● RECORDS PROVIDED:
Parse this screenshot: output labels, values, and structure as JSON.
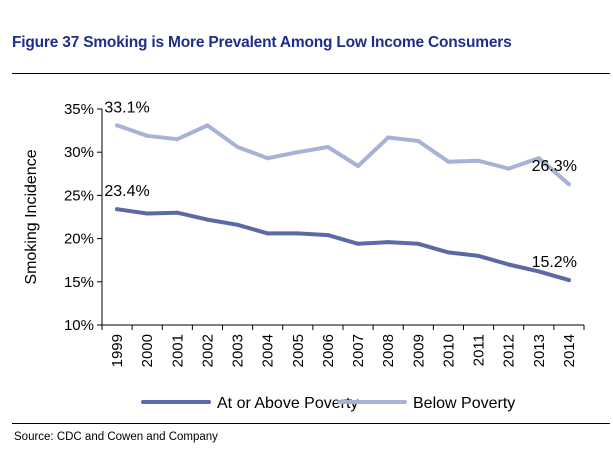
{
  "header": {
    "title": "Figure 37 Smoking is More Prevalent Among Low Income Consumers"
  },
  "footer": {
    "source": "Source: CDC and Cowen and Company"
  },
  "colors": {
    "title": "#1f2f86",
    "series_at_or_above": "#5b6aa6",
    "series_below": "#a7b2d6"
  },
  "chart_data": {
    "type": "line",
    "title": "",
    "xlabel": "",
    "ylabel": "Smoking Incidence",
    "x": [
      "1999",
      "2000",
      "2001",
      "2002",
      "2003",
      "2004",
      "2005",
      "2006",
      "2007",
      "2008",
      "2009",
      "2010",
      "2011",
      "2012",
      "2013",
      "2014"
    ],
    "ylim": [
      10,
      35
    ],
    "yticks": [
      "10%",
      "15%",
      "20%",
      "25%",
      "30%",
      "35%"
    ],
    "ytick_values": [
      10,
      15,
      20,
      25,
      30,
      35
    ],
    "grid": false,
    "legend_position": "bottom",
    "series": [
      {
        "name": "At or Above Poverty",
        "color": "#5b6aa6",
        "values": [
          23.4,
          22.9,
          23.0,
          22.2,
          21.6,
          20.6,
          20.6,
          20.4,
          19.4,
          19.6,
          19.4,
          18.4,
          18.0,
          17.0,
          16.2,
          15.2
        ]
      },
      {
        "name": "Below Poverty",
        "color": "#a7b2d6",
        "values": [
          33.1,
          31.9,
          31.5,
          33.1,
          30.6,
          29.3,
          30.0,
          30.6,
          28.4,
          31.7,
          31.3,
          28.9,
          29.0,
          28.1,
          29.3,
          26.3
        ]
      }
    ],
    "data_labels": [
      {
        "text": "33.1%",
        "series": 1,
        "index": 0
      },
      {
        "text": "23.4%",
        "series": 0,
        "index": 0
      },
      {
        "text": "26.3%",
        "series": 1,
        "index": 15
      },
      {
        "text": "15.2%",
        "series": 0,
        "index": 15
      }
    ]
  }
}
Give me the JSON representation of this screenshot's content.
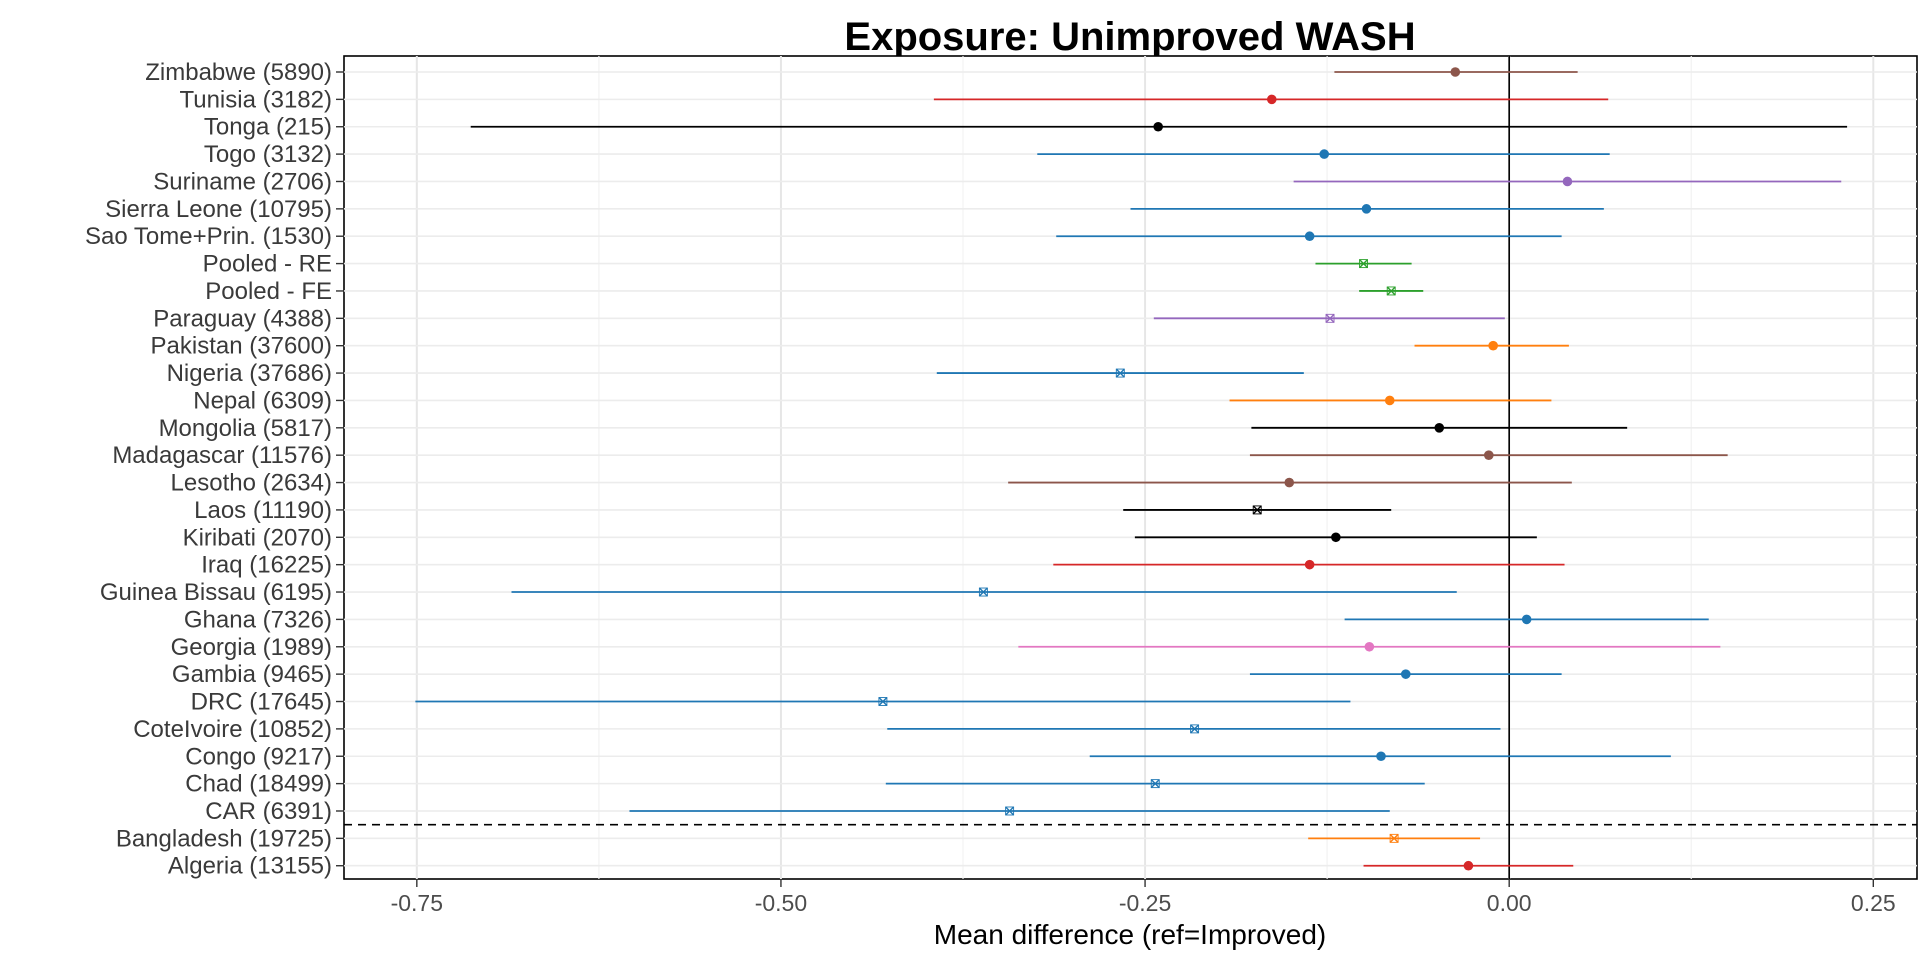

● WHAT TO DO: Quote every line of the records above exactly; no picture is to be copied.

● TASK ANSWER:
Parse this screenshot: output labels, values, and structure as JSON.
{
  "header": {
    "title": "Figure 37 Smoking is More Prevalent Among Low Income Consumers"
  },
  "footer": {
    "source": "Source: CDC and Cowen and Company"
  },
  "colors": {
    "title": "#1f2f86",
    "series_at_or_above": "#5b6aa6",
    "series_below": "#a7b2d6"
  },
  "chart_data": {
    "type": "line",
    "title": "",
    "xlabel": "",
    "ylabel": "Smoking Incidence",
    "x": [
      "1999",
      "2000",
      "2001",
      "2002",
      "2003",
      "2004",
      "2005",
      "2006",
      "2007",
      "2008",
      "2009",
      "2010",
      "2011",
      "2012",
      "2013",
      "2014"
    ],
    "ylim": [
      10,
      35
    ],
    "yticks": [
      "10%",
      "15%",
      "20%",
      "25%",
      "30%",
      "35%"
    ],
    "ytick_values": [
      10,
      15,
      20,
      25,
      30,
      35
    ],
    "grid": false,
    "legend_position": "bottom",
    "series": [
      {
        "name": "At or Above Poverty",
        "color": "#5b6aa6",
        "values": [
          23.4,
          22.9,
          23.0,
          22.2,
          21.6,
          20.6,
          20.6,
          20.4,
          19.4,
          19.6,
          19.4,
          18.4,
          18.0,
          17.0,
          16.2,
          15.2
        ]
      },
      {
        "name": "Below Poverty",
        "color": "#a7b2d6",
        "values": [
          33.1,
          31.9,
          31.5,
          33.1,
          30.6,
          29.3,
          30.0,
          30.6,
          28.4,
          31.7,
          31.3,
          28.9,
          29.0,
          28.1,
          29.3,
          26.3
        ]
      }
    ],
    "data_labels": [
      {
        "text": "33.1%",
        "series": 1,
        "index": 0
      },
      {
        "text": "23.4%",
        "series": 0,
        "index": 0
      },
      {
        "text": "26.3%",
        "series": 1,
        "index": 15
      },
      {
        "text": "15.2%",
        "series": 0,
        "index": 15
      }
    ]
  }
}
Give me the JSON representation of this screenshot's content.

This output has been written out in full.